--- BEGIN STORED DATA ---

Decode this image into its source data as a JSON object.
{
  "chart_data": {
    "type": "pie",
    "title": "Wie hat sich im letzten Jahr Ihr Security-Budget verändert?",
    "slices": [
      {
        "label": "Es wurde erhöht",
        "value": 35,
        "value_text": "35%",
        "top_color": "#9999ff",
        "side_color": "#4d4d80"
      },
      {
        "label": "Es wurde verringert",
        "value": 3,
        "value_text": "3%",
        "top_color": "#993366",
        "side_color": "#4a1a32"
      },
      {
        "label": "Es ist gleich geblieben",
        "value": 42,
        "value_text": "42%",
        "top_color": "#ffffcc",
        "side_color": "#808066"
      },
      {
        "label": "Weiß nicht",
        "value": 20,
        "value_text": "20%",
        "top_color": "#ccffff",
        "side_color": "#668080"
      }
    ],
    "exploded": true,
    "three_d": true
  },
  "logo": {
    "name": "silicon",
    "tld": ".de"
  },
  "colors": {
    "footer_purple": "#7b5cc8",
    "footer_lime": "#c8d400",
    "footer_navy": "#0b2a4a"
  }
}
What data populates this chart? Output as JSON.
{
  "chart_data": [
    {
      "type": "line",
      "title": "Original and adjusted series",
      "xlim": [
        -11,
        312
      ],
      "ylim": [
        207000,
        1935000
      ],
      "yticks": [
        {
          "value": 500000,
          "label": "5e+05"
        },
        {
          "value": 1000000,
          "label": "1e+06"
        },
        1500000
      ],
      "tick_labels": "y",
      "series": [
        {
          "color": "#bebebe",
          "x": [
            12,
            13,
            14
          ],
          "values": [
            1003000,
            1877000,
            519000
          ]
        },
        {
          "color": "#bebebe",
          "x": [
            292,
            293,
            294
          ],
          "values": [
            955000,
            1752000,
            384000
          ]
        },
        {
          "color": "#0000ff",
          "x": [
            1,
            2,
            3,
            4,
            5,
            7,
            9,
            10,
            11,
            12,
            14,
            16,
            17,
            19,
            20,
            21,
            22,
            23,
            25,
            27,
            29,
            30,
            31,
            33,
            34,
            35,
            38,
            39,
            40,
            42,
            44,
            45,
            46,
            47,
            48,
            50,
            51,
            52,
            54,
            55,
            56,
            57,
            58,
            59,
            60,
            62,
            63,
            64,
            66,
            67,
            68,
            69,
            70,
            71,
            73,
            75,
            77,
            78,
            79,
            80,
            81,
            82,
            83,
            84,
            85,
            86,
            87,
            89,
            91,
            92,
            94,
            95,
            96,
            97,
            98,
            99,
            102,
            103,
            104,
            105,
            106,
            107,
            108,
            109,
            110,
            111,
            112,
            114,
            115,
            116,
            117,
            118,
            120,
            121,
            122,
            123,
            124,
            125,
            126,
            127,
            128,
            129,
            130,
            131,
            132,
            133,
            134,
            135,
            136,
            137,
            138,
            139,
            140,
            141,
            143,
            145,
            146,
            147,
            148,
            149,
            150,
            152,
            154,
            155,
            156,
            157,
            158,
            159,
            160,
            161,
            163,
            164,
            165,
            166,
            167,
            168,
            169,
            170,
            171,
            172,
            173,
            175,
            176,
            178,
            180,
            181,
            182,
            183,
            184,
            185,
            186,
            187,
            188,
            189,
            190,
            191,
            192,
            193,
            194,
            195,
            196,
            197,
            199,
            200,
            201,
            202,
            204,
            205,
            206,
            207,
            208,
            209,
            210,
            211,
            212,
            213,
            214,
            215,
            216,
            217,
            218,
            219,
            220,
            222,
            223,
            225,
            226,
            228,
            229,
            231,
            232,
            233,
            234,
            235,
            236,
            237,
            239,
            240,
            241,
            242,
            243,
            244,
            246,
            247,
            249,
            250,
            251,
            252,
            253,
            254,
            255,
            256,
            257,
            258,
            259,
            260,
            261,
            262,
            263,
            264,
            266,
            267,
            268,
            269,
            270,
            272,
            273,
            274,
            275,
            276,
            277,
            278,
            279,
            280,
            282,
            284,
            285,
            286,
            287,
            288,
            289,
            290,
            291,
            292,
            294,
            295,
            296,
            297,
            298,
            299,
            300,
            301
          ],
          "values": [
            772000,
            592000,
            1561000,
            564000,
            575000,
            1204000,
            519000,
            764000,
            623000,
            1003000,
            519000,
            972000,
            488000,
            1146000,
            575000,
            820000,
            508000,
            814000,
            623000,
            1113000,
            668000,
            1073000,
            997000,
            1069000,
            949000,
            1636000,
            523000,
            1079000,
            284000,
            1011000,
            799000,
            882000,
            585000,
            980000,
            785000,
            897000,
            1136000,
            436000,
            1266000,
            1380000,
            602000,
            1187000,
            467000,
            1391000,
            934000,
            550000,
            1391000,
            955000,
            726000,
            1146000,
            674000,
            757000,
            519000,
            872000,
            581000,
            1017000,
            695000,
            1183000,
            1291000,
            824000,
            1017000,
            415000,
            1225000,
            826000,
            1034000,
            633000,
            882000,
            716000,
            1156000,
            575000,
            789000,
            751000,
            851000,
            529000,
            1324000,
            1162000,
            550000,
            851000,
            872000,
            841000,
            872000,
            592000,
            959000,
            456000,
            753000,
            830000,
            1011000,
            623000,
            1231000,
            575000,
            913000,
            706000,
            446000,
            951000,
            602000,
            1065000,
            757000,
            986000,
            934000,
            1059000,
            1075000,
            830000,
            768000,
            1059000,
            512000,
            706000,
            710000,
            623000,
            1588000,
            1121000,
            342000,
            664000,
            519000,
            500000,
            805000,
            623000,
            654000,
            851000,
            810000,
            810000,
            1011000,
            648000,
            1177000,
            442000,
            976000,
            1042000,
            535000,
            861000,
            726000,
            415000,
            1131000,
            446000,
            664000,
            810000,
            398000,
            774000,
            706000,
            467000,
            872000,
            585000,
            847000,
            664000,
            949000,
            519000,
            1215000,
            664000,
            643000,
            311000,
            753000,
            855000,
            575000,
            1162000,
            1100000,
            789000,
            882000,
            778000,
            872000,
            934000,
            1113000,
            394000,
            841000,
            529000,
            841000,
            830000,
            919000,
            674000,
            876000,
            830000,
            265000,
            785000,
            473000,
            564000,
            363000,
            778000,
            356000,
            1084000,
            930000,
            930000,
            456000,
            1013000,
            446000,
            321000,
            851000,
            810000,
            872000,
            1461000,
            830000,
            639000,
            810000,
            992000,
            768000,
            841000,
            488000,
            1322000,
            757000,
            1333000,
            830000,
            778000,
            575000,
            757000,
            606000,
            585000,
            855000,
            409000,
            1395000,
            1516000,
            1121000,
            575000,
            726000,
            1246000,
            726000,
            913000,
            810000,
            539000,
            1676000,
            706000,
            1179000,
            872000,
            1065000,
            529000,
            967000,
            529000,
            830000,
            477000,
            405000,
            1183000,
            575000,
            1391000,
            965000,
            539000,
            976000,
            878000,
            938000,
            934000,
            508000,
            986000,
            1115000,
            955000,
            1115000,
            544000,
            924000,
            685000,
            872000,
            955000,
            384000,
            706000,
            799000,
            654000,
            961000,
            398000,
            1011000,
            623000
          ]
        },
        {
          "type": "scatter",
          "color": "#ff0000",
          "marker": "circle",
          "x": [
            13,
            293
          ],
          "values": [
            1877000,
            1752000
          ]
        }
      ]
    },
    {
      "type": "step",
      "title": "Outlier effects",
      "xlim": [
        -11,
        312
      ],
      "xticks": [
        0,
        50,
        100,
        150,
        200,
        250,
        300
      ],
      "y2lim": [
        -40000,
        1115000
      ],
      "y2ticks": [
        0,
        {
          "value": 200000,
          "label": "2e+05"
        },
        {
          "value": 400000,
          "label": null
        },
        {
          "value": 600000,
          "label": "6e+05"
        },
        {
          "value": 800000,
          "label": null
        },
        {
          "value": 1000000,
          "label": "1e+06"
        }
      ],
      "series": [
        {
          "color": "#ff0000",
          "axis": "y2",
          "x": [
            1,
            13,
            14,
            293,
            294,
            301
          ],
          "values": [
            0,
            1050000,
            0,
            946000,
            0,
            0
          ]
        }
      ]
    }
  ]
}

--- END STORED DATA ---

● TO BE DONE
Scan the lines above for "JSON", then copy every one that has it.

● FINISHED TASK
Decode this image into its source data as a JSON object.
What data populates this chart? Output as JSON.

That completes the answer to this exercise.